WORK REQUIRED: Below is a block of records; repeat each one exactly.

Dataset records:

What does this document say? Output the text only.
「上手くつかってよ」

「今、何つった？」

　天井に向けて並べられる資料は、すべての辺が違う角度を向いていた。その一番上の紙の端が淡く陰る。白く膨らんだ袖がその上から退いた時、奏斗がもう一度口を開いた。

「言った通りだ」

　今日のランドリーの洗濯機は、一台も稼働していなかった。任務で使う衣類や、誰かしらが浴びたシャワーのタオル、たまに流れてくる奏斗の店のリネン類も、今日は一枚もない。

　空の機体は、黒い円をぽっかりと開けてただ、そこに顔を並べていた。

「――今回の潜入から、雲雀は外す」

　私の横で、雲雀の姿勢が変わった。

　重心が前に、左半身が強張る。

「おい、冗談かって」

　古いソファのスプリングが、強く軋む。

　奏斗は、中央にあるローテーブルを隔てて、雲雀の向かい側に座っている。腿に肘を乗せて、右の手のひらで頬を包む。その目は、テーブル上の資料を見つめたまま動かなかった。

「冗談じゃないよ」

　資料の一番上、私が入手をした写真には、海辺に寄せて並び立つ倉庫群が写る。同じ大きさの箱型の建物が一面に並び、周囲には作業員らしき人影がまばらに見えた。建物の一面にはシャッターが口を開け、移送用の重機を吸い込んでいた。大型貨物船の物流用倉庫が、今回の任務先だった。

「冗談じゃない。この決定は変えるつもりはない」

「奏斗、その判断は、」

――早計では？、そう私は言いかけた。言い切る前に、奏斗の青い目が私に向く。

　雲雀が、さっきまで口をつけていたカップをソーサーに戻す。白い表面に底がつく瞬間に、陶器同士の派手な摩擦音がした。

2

EXERCISE OUTPUT:
What does this document say? Output the text only.
「上手くつかってよ」

「今、何つった？」

　天井に向けて並べられる資料は、すべての辺が違う角度を向いていた。その一番上の紙の端が淡く陰る。白く膨らんだ袖がその上から退いた時、奏斗がもう一度口を開いた。

「言った通りだ」

　今日のランドリーの洗濯機は、一台も稼働していなかった。任務で使う衣類や、誰かしらが浴びたシャワーのタオル、たまに流れてくる奏斗の店のリネン類も、今日は一枚もない。

　空の機体は、黒い円をぽっかりと開けてただ、そこに顔を並べていた。

「――今回の潜入から、雲雀は外す」

　私の横で、雲雀の姿勢が変わった。

　重心が前に、左半身が強張る。

「おい、冗談かって」

　古いソファのスプリングが、強く軋む。

　奏斗は、中央にあるローテーブルを隔てて、雲雀の向かい側に座っている。腿に肘を乗せて、右の手のひらで頬を包む。その目は、テーブル上の資料を見つめたまま動かなかった。

「冗談じゃないよ」

　資料の一番上、私が入手をした写真には、海辺に寄せて並び立つ倉庫群が写る。同じ大きさの箱型の建物が一面に並び、周囲には作業員らしき人影がまばらに見えた。建物の一面にはシャッターが口を開け、移送用の重機を吸い込んでいた。大型貨物船の物流用倉庫が、今回の任務先だった。

「冗談じゃない。この決定は変えるつもりはない」

「奏斗、その判断は、」

――早計では？、そう私は言いかけた。言い切る前に、奏斗の青い目が私に向く。

　雲雀が、さっきまで口をつけていたカップをソーサーに戻す。白い表面に底がつく瞬間に、陶器同士の派手な摩擦音がした。

2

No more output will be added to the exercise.